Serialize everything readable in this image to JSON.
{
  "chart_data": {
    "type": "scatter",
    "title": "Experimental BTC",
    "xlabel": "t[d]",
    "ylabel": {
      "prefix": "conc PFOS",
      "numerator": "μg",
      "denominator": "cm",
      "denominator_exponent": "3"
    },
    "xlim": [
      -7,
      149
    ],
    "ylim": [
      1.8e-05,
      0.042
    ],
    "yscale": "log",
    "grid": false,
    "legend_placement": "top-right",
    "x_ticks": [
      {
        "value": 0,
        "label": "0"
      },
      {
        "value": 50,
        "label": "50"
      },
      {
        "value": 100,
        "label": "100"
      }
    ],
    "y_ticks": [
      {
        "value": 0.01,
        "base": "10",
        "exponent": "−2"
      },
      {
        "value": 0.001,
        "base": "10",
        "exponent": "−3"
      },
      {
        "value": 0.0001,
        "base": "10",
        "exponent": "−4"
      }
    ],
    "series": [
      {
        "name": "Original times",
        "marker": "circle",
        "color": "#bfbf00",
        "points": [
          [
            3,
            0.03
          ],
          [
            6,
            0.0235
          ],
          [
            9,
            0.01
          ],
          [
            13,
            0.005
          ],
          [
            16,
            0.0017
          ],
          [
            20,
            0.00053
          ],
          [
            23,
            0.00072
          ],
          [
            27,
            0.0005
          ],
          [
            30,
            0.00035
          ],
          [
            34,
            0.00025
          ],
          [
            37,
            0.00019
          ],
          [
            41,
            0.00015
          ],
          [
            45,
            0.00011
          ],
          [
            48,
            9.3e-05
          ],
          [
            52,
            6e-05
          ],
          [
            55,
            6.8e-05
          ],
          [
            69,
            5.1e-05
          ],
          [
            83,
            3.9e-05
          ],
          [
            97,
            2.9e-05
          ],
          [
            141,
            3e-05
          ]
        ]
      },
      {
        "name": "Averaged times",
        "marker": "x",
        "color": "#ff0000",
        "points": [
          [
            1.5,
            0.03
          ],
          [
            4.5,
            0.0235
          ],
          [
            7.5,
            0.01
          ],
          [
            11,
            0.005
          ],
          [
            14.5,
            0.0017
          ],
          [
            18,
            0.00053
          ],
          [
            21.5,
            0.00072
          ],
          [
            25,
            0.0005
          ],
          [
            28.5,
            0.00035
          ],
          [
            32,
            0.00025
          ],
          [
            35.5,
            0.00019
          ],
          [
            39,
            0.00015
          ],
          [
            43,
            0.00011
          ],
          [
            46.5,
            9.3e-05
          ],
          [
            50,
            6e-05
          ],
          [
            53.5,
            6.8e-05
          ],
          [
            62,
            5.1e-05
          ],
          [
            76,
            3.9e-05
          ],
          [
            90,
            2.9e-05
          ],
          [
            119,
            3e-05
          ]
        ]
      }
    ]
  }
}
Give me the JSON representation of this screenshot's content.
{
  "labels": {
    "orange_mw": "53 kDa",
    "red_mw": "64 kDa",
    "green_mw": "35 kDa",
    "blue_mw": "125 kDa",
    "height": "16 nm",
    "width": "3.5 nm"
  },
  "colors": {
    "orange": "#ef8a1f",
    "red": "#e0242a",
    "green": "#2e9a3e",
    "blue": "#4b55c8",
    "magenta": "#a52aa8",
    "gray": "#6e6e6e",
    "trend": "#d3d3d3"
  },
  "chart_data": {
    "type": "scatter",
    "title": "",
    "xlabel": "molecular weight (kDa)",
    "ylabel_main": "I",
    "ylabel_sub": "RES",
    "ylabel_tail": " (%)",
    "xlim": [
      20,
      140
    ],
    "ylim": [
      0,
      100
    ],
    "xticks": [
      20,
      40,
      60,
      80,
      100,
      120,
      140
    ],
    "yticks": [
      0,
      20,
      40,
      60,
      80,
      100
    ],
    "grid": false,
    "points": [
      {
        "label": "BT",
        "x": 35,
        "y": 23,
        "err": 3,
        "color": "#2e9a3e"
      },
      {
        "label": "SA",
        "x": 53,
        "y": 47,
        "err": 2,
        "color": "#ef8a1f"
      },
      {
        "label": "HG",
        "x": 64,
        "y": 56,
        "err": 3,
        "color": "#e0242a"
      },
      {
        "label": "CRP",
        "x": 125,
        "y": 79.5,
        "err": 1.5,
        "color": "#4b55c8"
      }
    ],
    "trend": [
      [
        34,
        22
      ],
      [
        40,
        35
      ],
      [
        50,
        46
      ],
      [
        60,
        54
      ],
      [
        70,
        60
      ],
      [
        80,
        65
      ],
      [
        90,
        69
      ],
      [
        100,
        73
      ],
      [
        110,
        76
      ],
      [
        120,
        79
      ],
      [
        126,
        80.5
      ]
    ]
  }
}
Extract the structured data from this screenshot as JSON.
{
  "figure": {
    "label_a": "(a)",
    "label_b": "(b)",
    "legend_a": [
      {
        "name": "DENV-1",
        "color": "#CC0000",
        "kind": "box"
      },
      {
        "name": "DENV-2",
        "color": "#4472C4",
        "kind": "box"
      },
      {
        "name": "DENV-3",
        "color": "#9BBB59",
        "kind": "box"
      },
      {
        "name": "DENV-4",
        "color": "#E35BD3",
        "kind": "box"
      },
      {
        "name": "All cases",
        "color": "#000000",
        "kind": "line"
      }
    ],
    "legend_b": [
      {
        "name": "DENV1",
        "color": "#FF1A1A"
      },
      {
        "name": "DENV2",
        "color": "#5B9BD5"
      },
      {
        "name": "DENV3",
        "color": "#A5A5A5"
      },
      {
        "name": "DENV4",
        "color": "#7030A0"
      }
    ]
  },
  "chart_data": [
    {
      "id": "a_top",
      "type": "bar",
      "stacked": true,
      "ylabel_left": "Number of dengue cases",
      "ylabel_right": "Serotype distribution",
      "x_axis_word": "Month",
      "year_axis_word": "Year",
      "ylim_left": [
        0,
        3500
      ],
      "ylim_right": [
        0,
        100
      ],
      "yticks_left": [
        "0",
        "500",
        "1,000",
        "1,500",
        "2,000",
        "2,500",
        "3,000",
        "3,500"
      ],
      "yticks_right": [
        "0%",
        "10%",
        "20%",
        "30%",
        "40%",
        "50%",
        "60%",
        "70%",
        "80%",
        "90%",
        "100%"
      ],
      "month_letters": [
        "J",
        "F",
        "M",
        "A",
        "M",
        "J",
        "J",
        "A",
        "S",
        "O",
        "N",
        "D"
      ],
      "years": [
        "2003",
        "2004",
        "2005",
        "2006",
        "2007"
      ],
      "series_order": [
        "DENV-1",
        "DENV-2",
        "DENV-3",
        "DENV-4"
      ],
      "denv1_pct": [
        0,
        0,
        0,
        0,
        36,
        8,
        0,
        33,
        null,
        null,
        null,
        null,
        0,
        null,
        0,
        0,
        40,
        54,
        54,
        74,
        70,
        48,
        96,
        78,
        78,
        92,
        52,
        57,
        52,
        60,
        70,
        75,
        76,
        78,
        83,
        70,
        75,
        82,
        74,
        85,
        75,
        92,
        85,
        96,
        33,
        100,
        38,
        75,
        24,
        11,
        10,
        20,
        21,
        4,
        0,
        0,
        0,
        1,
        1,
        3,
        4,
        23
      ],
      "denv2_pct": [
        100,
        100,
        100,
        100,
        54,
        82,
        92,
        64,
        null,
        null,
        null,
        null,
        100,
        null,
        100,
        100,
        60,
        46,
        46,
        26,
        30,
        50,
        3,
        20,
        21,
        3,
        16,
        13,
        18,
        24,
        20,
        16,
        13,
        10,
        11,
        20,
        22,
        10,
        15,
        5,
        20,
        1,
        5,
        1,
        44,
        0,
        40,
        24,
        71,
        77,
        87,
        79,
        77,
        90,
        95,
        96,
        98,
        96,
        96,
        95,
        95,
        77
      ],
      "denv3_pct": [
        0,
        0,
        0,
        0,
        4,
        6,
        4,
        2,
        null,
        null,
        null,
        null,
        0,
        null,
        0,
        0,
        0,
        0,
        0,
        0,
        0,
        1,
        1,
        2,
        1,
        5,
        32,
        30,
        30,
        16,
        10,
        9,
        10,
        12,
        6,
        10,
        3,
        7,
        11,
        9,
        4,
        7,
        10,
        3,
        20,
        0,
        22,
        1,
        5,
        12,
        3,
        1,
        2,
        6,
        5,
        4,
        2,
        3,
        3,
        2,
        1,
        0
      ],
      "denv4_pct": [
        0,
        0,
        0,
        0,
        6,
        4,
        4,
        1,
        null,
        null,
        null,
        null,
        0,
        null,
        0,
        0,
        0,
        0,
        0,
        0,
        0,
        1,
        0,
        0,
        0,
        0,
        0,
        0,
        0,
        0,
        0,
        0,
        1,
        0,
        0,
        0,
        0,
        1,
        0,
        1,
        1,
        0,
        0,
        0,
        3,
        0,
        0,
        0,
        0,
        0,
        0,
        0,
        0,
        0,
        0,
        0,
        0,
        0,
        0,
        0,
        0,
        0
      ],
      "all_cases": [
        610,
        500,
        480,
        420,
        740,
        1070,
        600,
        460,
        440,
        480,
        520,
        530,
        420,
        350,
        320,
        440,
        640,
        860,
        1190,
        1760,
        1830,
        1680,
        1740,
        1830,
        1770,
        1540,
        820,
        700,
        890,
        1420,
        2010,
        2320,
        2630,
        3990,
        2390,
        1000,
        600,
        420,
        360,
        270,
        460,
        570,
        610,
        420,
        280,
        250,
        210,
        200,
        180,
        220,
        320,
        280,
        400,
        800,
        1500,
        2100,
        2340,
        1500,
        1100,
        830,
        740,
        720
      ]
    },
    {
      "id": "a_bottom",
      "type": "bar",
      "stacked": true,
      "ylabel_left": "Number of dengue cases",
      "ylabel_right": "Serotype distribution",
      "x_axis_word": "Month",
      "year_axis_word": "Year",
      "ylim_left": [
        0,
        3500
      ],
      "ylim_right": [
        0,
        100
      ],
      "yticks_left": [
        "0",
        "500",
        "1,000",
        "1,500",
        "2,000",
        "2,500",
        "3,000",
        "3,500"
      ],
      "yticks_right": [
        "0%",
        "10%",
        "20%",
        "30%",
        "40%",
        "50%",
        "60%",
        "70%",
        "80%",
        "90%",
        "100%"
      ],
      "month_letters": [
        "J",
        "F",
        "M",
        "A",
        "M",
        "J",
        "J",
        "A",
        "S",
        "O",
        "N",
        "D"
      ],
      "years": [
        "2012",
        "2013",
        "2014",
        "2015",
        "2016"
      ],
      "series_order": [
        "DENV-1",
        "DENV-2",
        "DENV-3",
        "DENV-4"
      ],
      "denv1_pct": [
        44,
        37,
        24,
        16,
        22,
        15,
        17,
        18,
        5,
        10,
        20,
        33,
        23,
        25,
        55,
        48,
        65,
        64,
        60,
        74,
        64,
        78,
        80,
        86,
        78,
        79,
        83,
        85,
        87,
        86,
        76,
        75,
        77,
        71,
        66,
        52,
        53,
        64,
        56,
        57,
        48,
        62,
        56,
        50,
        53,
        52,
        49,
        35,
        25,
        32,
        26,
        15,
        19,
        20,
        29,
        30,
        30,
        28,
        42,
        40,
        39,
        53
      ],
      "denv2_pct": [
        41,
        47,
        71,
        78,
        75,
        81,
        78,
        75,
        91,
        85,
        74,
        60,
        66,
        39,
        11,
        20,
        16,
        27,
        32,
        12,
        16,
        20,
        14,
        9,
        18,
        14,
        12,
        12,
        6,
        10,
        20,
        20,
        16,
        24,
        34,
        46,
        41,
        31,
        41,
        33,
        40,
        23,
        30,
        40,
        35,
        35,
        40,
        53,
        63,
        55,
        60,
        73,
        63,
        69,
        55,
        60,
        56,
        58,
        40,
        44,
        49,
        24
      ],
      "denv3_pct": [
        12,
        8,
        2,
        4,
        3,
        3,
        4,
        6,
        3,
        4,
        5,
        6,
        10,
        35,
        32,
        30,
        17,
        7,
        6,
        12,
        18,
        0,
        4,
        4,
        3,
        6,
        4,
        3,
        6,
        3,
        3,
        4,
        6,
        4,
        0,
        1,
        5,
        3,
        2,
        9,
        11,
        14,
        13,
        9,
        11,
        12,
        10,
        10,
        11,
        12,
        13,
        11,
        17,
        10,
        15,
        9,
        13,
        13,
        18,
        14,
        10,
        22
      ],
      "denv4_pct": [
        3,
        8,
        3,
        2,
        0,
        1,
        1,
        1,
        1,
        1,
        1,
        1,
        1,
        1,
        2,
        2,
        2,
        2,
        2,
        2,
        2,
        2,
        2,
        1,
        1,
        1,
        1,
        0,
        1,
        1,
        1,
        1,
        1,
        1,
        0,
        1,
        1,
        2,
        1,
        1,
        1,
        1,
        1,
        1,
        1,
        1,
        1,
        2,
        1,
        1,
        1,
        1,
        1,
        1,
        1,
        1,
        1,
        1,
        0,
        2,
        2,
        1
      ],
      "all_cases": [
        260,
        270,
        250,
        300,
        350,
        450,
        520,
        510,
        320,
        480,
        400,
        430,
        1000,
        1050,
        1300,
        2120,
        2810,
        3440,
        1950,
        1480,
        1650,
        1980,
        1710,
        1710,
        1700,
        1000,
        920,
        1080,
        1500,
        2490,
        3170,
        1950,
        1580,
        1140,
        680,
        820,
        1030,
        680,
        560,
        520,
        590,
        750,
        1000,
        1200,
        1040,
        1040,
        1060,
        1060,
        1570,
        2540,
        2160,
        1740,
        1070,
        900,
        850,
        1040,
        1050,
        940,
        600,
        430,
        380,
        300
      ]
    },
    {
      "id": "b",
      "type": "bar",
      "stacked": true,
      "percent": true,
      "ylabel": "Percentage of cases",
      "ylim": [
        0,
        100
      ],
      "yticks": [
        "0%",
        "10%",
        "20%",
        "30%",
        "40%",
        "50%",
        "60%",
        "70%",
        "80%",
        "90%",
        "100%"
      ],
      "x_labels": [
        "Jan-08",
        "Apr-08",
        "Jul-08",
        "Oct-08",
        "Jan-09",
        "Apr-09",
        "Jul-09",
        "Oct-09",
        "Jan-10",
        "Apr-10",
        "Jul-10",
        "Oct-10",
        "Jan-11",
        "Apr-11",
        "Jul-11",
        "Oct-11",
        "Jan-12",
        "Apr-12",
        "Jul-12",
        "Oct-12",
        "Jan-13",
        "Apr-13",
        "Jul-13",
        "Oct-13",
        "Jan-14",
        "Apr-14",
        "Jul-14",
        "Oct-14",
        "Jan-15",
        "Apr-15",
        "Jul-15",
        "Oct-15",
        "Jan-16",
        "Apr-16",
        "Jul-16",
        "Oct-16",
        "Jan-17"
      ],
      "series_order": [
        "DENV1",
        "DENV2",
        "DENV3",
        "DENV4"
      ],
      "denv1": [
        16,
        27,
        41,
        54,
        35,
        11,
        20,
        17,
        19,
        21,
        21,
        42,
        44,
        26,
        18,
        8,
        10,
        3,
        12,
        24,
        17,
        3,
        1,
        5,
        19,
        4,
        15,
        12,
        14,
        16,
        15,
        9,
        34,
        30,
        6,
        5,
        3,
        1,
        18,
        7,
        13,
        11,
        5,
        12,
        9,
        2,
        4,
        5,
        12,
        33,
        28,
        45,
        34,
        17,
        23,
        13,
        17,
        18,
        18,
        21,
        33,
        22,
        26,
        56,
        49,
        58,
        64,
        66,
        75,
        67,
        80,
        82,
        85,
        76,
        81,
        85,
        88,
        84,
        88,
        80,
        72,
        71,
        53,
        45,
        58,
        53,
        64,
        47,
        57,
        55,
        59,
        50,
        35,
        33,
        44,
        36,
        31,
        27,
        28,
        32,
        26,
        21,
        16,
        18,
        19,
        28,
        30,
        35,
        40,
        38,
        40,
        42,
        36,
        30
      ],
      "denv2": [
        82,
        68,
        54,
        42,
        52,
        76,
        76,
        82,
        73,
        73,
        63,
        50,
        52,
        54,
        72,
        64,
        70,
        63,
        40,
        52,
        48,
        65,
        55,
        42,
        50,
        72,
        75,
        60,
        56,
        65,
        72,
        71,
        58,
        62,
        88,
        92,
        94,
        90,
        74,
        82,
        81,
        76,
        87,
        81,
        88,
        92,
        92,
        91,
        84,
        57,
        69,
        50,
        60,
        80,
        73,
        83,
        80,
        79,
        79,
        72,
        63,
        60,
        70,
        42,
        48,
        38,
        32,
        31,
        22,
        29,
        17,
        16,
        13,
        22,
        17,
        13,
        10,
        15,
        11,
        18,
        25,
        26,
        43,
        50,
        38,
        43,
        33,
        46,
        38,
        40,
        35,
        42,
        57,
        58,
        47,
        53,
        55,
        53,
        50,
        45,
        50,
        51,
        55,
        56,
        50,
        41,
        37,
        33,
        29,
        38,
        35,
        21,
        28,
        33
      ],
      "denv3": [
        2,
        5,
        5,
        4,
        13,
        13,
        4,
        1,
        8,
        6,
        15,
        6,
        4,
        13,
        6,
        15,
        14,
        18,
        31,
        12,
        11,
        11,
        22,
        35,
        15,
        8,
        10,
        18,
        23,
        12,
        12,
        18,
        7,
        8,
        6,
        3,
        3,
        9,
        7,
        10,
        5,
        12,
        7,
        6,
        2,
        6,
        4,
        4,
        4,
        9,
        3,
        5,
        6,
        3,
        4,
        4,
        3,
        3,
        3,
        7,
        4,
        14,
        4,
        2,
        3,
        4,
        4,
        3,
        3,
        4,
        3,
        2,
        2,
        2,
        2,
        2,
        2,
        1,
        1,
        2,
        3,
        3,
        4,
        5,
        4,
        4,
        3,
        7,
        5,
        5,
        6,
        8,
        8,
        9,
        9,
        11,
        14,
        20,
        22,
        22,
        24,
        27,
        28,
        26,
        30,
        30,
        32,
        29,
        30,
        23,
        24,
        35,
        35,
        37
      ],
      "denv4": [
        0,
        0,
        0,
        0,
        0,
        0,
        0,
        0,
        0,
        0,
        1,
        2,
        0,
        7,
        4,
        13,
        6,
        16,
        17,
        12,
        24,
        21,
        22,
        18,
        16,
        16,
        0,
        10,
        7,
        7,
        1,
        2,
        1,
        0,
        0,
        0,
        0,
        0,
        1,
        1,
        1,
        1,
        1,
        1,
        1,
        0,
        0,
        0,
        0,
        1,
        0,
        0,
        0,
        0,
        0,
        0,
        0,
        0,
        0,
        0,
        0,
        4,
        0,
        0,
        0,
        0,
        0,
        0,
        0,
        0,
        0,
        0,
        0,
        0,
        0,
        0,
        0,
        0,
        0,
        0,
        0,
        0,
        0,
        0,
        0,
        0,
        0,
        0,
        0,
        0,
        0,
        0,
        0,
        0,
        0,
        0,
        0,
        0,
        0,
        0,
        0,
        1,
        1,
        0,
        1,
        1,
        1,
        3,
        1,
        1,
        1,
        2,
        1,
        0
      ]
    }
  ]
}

● ● ● ● ●

- [Given problem]:
Scan the entries above for the word "name" and collect each line holding it.

- [Result]:
        "name": "Original times",
        "name": "Averaged times",
        "name": "DENV-1",
        "name": "DENV-2",
        "name": "DENV-3",
        "name": "DENV-4",
        "name": "All cases",
        "name": "DENV1",
        "name": "DENV2",
        "name": "DENV3",
        "name": "DENV4",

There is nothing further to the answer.